## Begin Entries supplied

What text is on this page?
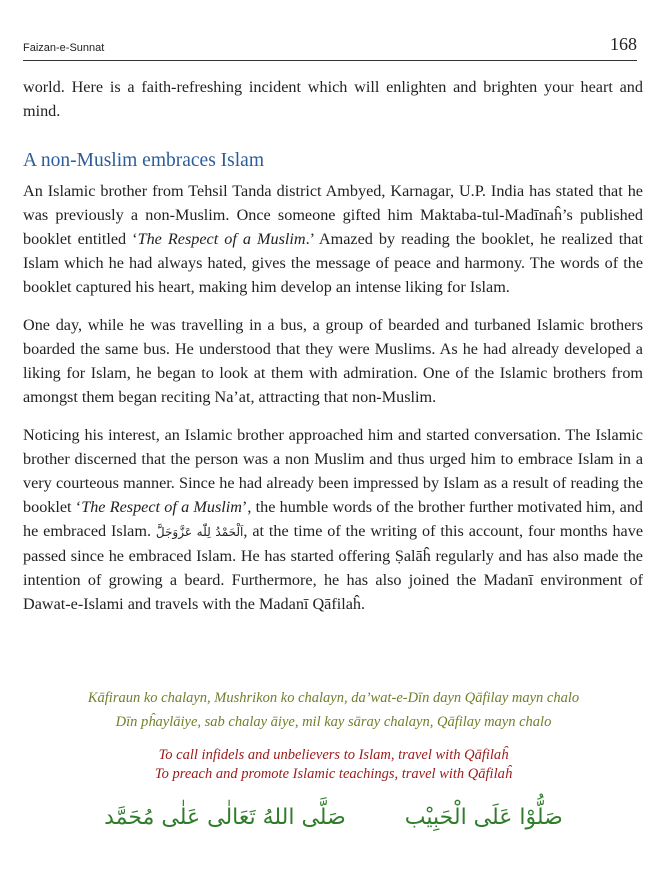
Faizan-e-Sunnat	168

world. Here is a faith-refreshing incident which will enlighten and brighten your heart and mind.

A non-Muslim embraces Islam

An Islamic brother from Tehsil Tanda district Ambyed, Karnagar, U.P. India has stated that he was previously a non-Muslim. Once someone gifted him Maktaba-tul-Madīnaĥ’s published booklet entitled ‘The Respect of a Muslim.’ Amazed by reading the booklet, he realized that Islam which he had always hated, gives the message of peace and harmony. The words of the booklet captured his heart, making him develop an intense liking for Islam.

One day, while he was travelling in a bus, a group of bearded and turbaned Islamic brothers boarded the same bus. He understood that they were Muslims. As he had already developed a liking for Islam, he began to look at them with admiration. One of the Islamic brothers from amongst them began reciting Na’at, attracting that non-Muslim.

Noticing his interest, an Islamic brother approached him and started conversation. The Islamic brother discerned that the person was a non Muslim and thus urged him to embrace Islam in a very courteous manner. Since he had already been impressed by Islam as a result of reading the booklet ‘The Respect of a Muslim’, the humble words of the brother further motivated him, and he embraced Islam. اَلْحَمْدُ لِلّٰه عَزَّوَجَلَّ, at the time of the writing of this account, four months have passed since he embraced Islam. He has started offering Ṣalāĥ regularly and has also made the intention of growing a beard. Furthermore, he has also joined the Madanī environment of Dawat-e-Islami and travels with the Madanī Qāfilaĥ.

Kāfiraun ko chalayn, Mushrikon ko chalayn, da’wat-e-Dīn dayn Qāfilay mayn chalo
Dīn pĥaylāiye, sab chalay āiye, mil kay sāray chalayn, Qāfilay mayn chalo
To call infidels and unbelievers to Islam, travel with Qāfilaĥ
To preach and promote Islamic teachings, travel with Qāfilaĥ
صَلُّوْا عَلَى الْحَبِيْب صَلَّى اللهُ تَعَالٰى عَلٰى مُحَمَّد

## End Entries supplied

> **Given task**:
Working from the material above, transcribe it exactly while omitting pictures.

> **Written solution**:
What text is on this page?
Faizan-e-Sunnat	168

world. Here is a faith-refreshing incident which will enlighten and brighten your heart and mind.

A non-Muslim embraces Islam

An Islamic brother from Tehsil Tanda district Ambyed, Karnagar, U.P. India has stated that he was previously a non-Muslim. Once someone gifted him Maktaba-tul-Madīnaĥ’s published booklet entitled ‘The Respect of a Muslim.’ Amazed by reading the booklet, he realized that Islam which he had always hated, gives the message of peace and harmony. The words of the booklet captured his heart, making him develop an intense liking for Islam.

One day, while he was travelling in a bus, a group of bearded and turbaned Islamic brothers boarded the same bus. He understood that they were Muslims. As he had already developed a liking for Islam, he began to look at them with admiration. One of the Islamic brothers from amongst them began reciting Na’at, attracting that non-Muslim.

Noticing his interest, an Islamic brother approached him and started conversation. The Islamic brother discerned that the person was a non Muslim and thus urged him to embrace Islam in a very courteous manner. Since he had already been impressed by Islam as a result of reading the booklet ‘The Respect of a Muslim’, the humble words of the brother further motivated him, and he embraced Islam. اَلْحَمْدُ لِلّٰه عَزَّوَجَلَّ, at the time of the writing of this account, four months have passed since he embraced Islam. He has started offering Ṣalāĥ regularly and has also made the intention of growing a beard. Furthermore, he has also joined the Madanī environment of Dawat-e-Islami and travels with the Madanī Qāfilaĥ.

Kāfiraun ko chalayn, Mushrikon ko chalayn, da’wat-e-Dīn dayn Qāfilay mayn chalo
Dīn pĥaylāiye, sab chalay āiye, mil kay sāray chalayn, Qāfilay mayn chalo
To call infidels and unbelievers to Islam, travel with Qāfilaĥ
To preach and promote Islamic teachings, travel with Qāfilaĥ
صَلُّوْا عَلَى الْحَبِيْب صَلَّى اللهُ تَعَالٰى عَلٰى مُحَمَّد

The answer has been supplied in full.